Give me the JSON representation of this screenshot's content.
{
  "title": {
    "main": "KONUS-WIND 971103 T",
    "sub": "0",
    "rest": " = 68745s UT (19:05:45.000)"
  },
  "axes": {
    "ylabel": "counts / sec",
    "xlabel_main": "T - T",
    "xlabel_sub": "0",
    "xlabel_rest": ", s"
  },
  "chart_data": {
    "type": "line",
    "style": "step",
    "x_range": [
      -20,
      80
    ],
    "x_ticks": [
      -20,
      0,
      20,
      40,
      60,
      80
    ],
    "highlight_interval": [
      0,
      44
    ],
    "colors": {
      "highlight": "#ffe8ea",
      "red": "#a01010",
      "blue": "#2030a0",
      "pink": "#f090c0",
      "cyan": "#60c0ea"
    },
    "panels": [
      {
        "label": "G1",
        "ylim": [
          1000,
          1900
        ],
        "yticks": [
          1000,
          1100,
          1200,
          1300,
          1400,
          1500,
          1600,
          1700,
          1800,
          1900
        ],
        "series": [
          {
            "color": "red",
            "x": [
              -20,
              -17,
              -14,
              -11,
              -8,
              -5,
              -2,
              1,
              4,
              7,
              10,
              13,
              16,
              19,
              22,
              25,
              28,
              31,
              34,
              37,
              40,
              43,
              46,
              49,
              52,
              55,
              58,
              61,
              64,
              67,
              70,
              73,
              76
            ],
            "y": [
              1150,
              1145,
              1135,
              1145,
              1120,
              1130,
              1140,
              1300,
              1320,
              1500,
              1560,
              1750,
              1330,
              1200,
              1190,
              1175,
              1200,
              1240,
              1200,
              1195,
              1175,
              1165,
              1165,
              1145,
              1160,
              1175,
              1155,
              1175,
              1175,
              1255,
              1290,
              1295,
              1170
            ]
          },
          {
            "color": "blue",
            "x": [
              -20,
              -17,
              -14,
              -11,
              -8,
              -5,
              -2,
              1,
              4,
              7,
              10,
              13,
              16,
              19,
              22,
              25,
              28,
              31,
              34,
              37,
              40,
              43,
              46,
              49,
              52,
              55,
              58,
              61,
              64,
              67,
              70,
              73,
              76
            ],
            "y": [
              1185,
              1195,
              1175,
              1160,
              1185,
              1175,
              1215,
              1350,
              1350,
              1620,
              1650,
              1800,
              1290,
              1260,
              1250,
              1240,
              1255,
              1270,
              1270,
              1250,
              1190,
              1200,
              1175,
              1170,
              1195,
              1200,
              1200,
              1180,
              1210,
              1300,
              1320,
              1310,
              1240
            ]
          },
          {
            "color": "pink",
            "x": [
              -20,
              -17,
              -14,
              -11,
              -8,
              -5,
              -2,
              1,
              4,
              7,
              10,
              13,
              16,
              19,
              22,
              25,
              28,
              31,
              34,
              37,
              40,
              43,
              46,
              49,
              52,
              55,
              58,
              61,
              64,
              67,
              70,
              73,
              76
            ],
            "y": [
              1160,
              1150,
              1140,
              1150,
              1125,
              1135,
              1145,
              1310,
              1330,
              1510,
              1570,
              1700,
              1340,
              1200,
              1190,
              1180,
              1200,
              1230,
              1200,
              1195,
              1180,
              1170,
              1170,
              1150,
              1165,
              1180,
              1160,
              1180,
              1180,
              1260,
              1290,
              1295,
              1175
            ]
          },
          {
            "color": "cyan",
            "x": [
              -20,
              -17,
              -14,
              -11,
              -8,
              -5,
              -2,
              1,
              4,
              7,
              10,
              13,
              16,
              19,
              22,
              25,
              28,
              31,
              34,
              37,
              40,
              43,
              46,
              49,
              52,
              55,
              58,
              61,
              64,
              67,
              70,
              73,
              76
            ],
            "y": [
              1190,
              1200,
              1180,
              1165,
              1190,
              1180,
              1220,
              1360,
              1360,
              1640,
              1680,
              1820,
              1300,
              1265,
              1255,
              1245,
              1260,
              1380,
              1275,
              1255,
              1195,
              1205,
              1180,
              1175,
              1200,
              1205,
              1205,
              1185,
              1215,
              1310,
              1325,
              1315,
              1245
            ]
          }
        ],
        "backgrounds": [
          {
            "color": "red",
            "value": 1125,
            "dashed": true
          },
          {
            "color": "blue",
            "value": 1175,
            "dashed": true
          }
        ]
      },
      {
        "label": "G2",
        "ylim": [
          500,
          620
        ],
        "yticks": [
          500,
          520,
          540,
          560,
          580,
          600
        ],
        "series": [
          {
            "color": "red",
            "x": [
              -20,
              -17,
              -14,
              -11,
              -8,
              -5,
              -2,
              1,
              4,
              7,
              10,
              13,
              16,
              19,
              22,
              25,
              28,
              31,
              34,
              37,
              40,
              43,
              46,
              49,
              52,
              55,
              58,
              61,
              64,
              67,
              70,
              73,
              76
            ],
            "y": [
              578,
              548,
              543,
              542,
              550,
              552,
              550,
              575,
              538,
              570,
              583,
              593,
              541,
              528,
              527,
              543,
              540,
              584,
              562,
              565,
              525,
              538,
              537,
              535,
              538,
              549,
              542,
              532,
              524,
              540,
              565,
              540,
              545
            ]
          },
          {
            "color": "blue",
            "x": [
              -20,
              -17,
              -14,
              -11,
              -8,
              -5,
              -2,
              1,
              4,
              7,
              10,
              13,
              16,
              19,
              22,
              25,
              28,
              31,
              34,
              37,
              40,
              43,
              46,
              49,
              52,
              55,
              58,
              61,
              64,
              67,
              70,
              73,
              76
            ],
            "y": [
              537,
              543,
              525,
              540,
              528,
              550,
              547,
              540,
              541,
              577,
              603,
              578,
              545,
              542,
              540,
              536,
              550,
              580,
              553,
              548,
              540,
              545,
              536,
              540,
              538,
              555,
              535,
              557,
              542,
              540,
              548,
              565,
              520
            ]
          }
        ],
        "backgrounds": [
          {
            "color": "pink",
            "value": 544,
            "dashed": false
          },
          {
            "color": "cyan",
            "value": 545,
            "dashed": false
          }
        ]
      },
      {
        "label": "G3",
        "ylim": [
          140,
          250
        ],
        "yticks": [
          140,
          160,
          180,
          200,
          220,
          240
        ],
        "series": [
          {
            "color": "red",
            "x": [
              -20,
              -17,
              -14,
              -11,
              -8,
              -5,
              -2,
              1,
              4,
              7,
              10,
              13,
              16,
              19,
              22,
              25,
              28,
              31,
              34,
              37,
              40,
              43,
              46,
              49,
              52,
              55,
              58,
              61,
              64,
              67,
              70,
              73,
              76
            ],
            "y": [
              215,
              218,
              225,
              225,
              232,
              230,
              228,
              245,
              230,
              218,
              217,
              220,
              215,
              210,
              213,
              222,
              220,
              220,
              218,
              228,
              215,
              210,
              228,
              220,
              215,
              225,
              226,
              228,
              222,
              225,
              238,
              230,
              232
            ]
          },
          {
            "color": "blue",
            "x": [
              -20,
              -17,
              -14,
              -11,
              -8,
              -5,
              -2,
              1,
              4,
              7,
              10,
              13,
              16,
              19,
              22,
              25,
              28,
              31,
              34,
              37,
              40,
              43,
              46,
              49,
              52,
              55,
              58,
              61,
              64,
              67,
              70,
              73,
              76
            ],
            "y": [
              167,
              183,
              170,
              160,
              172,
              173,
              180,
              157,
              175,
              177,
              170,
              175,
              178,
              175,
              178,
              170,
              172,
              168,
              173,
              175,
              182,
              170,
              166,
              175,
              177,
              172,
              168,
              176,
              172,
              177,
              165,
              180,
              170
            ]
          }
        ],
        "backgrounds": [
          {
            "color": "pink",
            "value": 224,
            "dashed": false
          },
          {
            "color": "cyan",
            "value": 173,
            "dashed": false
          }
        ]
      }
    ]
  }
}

◆ **Your task**
Take the entries above and transcribe them exactly.

◆ **Right answer**
Give me the JSON representation of this screenshot's content.
{
  "title": {
    "main": "KONUS-WIND 971103 T",
    "sub": "0",
    "rest": " = 68745s UT (19:05:45.000)"
  },
  "axes": {
    "ylabel": "counts / sec",
    "xlabel_main": "T - T",
    "xlabel_sub": "0",
    "xlabel_rest": ", s"
  },
  "chart_data": {
    "type": "line",
    "style": "step",
    "x_range": [
      -20,
      80
    ],
    "x_ticks": [
      -20,
      0,
      20,
      40,
      60,
      80
    ],
    "highlight_interval": [
      0,
      44
    ],
    "colors": {
      "highlight": "#ffe8ea",
      "red": "#a01010",
      "blue": "#2030a0",
      "pink": "#f090c0",
      "cyan": "#60c0ea"
    },
    "panels": [
      {
        "label": "G1",
        "ylim": [
          1000,
          1900
        ],
        "yticks": [
          1000,
          1100,
          1200,
          1300,
          1400,
          1500,
          1600,
          1700,
          1800,
          1900
        ],
        "series": [
          {
            "color": "red",
            "x": [
              -20,
              -17,
              -14,
              -11,
              -8,
              -5,
              -2,
              1,
              4,
              7,
              10,
              13,
              16,
              19,
              22,
              25,
              28,
              31,
              34,
              37,
              40,
              43,
              46,
              49,
              52,
              55,
              58,
              61,
              64,
              67,
              70,
              73,
              76
            ],
            "y": [
              1150,
              1145,
              1135,
              1145,
              1120,
              1130,
              1140,
              1300,
              1320,
              1500,
              1560,
              1750,
              1330,
              1200,
              1190,
              1175,
              1200,
              1240,
              1200,
              1195,
              1175,
              1165,
              1165,
              1145,
              1160,
              1175,
              1155,
              1175,
              1175,
              1255,
              1290,
              1295,
              1170
            ]
          },
          {
            "color": "blue",
            "x": [
              -20,
              -17,
              -14,
              -11,
              -8,
              -5,
              -2,
              1,
              4,
              7,
              10,
              13,
              16,
              19,
              22,
              25,
              28,
              31,
              34,
              37,
              40,
              43,
              46,
              49,
              52,
              55,
              58,
              61,
              64,
              67,
              70,
              73,
              76
            ],
            "y": [
              1185,
              1195,
              1175,
              1160,
              1185,
              1175,
              1215,
              1350,
              1350,
              1620,
              1650,
              1800,
              1290,
              1260,
              1250,
              1240,
              1255,
              1270,
              1270,
              1250,
              1190,
              1200,
              1175,
              1170,
              1195,
              1200,
              1200,
              1180,
              1210,
              1300,
              1320,
              1310,
              1240
            ]
          },
          {
            "color": "pink",
            "x": [
              -20,
              -17,
              -14,
              -11,
              -8,
              -5,
              -2,
              1,
              4,
              7,
              10,
              13,
              16,
              19,
              22,
              25,
              28,
              31,
              34,
              37,
              40,
              43,
              46,
              49,
              52,
              55,
              58,
              61,
              64,
              67,
              70,
              73,
              76
            ],
            "y": [
              1160,
              1150,
              1140,
              1150,
              1125,
              1135,
              1145,
              1310,
              1330,
              1510,
              1570,
              1700,
              1340,
              1200,
              1190,
              1180,
              1200,
              1230,
              1200,
              1195,
              1180,
              1170,
              1170,
              1150,
              1165,
              1180,
              1160,
              1180,
              1180,
              1260,
              1290,
              1295,
              1175
            ]
          },
          {
            "color": "cyan",
            "x": [
              -20,
              -17,
              -14,
              -11,
              -8,
              -5,
              -2,
              1,
              4,
              7,
              10,
              13,
              16,
              19,
              22,
              25,
              28,
              31,
              34,
              37,
              40,
              43,
              46,
              49,
              52,
              55,
              58,
              61,
              64,
              67,
              70,
              73,
              76
            ],
            "y": [
              1190,
              1200,
              1180,
              1165,
              1190,
              1180,
              1220,
              1360,
              1360,
              1640,
              1680,
              1820,
              1300,
              1265,
              1255,
              1245,
              1260,
              1380,
              1275,
              1255,
              1195,
              1205,
              1180,
              1175,
              1200,
              1205,
              1205,
              1185,
              1215,
              1310,
              1325,
              1315,
              1245
            ]
          }
        ],
        "backgrounds": [
          {
            "color": "red",
            "value": 1125,
            "dashed": true
          },
          {
            "color": "blue",
            "value": 1175,
            "dashed": true
          }
        ]
      },
      {
        "label": "G2",
        "ylim": [
          500,
          620
        ],
        "yticks": [
          500,
          520,
          540,
          560,
          580,
          600
        ],
        "series": [
          {
            "color": "red",
            "x": [
              -20,
              -17,
              -14,
              -11,
              -8,
              -5,
              -2,
              1,
              4,
              7,
              10,
              13,
              16,
              19,
              22,
              25,
              28,
              31,
              34,
              37,
              40,
              43,
              46,
              49,
              52,
              55,
              58,
              61,
              64,
              67,
              70,
              73,
              76
            ],
            "y": [
              578,
              548,
              543,
              542,
              550,
              552,
              550,
              575,
              538,
              570,
              583,
              593,
              541,
              528,
              527,
              543,
              540,
              584,
              562,
              565,
              525,
              538,
              537,
              535,
              538,
              549,
              542,
              532,
              524,
              540,
              565,
              540,
              545
            ]
          },
          {
            "color": "blue",
            "x": [
              -20,
              -17,
              -14,
              -11,
              -8,
              -5,
              -2,
              1,
              4,
              7,
              10,
              13,
              16,
              19,
              22,
              25,
              28,
              31,
              34,
              37,
              40,
              43,
              46,
              49,
              52,
              55,
              58,
              61,
              64,
              67,
              70,
              73,
              76
            ],
            "y": [
              537,
              543,
              525,
              540,
              528,
              550,
              547,
              540,
              541,
              577,
              603,
              578,
              545,
              542,
              540,
              536,
              550,
              580,
              553,
              548,
              540,
              545,
              536,
              540,
              538,
              555,
              535,
              557,
              542,
              540,
              548,
              565,
              520
            ]
          }
        ],
        "backgrounds": [
          {
            "color": "pink",
            "value": 544,
            "dashed": false
          },
          {
            "color": "cyan",
            "value": 545,
            "dashed": false
          }
        ]
      },
      {
        "label": "G3",
        "ylim": [
          140,
          250
        ],
        "yticks": [
          140,
          160,
          180,
          200,
          220,
          240
        ],
        "series": [
          {
            "color": "red",
            "x": [
              -20,
              -17,
              -14,
              -11,
              -8,
              -5,
              -2,
              1,
              4,
              7,
              10,
              13,
              16,
              19,
              22,
              25,
              28,
              31,
              34,
              37,
              40,
              43,
              46,
              49,
              52,
              55,
              58,
              61,
              64,
              67,
              70,
              73,
              76
            ],
            "y": [
              215,
              218,
              225,
              225,
              232,
              230,
              228,
              245,
              230,
              218,
              217,
              220,
              215,
              210,
              213,
              222,
              220,
              220,
              218,
              228,
              215,
              210,
              228,
              220,
              215,
              225,
              226,
              228,
              222,
              225,
              238,
              230,
              232
            ]
          },
          {
            "color": "blue",
            "x": [
              -20,
              -17,
              -14,
              -11,
              -8,
              -5,
              -2,
              1,
              4,
              7,
              10,
              13,
              16,
              19,
              22,
              25,
              28,
              31,
              34,
              37,
              40,
              43,
              46,
              49,
              52,
              55,
              58,
              61,
              64,
              67,
              70,
              73,
              76
            ],
            "y": [
              167,
              183,
              170,
              160,
              172,
              173,
              180,
              157,
              175,
              177,
              170,
              175,
              178,
              175,
              178,
              170,
              172,
              168,
              173,
              175,
              182,
              170,
              166,
              175,
              177,
              172,
              168,
              176,
              172,
              177,
              165,
              180,
              170
            ]
          }
        ],
        "backgrounds": [
          {
            "color": "pink",
            "value": 224,
            "dashed": false
          },
          {
            "color": "cyan",
            "value": 173,
            "dashed": false
          }
        ]
      }
    ]
  }
}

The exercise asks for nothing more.